▶ Document excerpt

※ ※ ※

THE ELEGANT stranger stepped from his sedan that night
in January 1934, and came sashaying down the sidewalk. He seemed
the picture of respectability; just another well-to-do visitor
whiling away a lazy Tucson evening.
His destination was 927 N. Second Ave., a house frequented by
three of his colleagues. As far as any of the neighbors knew,
they were monied tourists, in town for a period of sun and rest.
The man didn't know that the shadows around him were filled with
heavily armed cops, and the cops were unaware that the character
they were about to bust was America's number one public enemy.
With surprise on their side, the cops disarmed the unsuspecting
stroller and hauled him downtown for fingerprinting. He identified
himself as Frank Sullivan of Green Bay, Wisconsin.
The name was part of his disguise. So was the mustache that hid
a scar on his lip, and the second identifying scar found on his
left wrist.
Both were prominently touted in the urgent police bulletins that
had flashed across the U.S. in the previous months, and in the
newspaper stories of daring bank heists that had turned this Indiana
farm boy into a Depression-era folk hero.
No, there could be no mistaking the identity of this elegant
stranger. He was John Dillinger.
News of the arrest sent a shiver of excitement across Tucson.
Not only had this small-town police force nabbed a notorious criminal,
but three members of his gang were also captured in separate incidents
the same day.
The tenor of the press coverage was incredulous, and it was set
by Dillinger himself when he remarked to the cops:
"My God, how did you know I was in town? I'll be the laughing
stock of the country. How could a hick town police force ever
suspect us?"
About 2,000 Tucsonans gathered outside the courthouse for the
arraignment the morning of January 26, hoping to catch a glimpse
of Dillinger and his cronies: Charles Makley, age 50; Russell
Clark, age 39; and triggerman Harry Pierpont, age 31.
The scene was chaos. Every move made by the handcuffed bad men
was accompanied by the clicking of cameras and exploding flashes.
At least 30 police stood watch inside and immediately outside
the courthouse, anticipating that confederates of the gang might
try to spring them.
With a once-in-a-lifetime story on their hands, reporters fought
apoplexy as they struggled to record every utterance the criminals
made.
When Dillinger's name was called, a thrill passed over the packed
courtroom and he snapped back: "My name ain't Dillinger.
Why should I stand?"
The Tucson Daily Citizen, enthralled with its newfound role as
chronicler of the gangster life, even published a list of outlaw
slang: "Here are a few words for your vocabulary--make up
a greater list at the next party you attend." The list included
gat, gun moll, hot-spot, bumped off, erased, scram, take it on
the lam, and de woiks.

※ ※ ※

▶ Set task
Write out the part of the Dillinger arrest account that begins at the words "The name was" and stops after the words "Depression-era folk hero.". The records have nothing to do with the account of John Dillinger's arrest in Tucson.

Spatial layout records

※ ※ ※

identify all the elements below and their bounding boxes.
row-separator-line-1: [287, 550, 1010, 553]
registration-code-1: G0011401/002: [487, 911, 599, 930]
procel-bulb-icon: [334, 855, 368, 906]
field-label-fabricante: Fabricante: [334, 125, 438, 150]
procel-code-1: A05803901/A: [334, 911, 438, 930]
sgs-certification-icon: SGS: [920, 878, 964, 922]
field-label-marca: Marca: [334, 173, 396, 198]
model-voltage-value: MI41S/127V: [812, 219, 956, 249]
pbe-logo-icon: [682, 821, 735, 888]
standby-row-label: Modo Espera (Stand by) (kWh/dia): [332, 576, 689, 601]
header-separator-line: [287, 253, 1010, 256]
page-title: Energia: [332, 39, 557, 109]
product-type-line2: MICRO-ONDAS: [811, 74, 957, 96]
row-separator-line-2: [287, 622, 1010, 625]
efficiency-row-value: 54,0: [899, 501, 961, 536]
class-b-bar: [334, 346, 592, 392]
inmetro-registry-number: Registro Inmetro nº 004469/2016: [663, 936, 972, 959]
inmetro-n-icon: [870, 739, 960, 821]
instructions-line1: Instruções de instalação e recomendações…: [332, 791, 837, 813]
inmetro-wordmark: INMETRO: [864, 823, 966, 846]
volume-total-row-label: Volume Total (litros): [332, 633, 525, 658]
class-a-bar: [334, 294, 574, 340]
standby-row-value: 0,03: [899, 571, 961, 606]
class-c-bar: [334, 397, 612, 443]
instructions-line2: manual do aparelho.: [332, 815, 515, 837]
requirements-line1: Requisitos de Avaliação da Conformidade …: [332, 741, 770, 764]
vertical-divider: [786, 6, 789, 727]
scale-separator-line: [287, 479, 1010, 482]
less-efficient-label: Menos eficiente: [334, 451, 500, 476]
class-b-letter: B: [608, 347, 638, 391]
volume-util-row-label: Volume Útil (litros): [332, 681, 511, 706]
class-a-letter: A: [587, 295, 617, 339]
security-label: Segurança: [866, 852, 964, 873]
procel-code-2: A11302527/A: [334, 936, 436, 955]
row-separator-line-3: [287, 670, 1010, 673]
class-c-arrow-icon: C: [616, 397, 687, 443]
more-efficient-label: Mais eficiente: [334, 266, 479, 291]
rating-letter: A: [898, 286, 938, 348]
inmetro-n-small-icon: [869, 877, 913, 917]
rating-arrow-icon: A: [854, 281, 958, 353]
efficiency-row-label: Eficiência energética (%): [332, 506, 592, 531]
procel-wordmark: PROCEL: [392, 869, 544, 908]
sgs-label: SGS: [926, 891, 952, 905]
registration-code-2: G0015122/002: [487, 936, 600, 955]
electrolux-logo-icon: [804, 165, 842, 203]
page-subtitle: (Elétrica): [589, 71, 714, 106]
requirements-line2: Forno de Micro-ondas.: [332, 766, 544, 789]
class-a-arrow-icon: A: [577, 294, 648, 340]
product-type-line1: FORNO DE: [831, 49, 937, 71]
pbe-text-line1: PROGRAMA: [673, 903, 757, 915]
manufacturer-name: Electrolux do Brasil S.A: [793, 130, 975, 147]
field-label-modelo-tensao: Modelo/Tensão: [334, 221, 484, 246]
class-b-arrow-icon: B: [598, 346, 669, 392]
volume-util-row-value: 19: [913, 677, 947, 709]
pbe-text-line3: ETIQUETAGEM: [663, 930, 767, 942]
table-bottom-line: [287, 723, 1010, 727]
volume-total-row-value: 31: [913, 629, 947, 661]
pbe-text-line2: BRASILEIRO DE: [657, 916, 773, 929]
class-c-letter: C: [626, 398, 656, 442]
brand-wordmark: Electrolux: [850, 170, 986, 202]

※ ※ ※

▶ Answer in full
The name was part of his disguise. So was the mustache that hid
a scar on his lip, and the second identifying scar found on his
left wrist.
Both were prominently touted in the urgent police bulletins that
had flashed across the U.S. in the previous months, and in the
newspaper stories of daring bank heists that had turned this Indiana
farm boy into a Depression-era folk hero.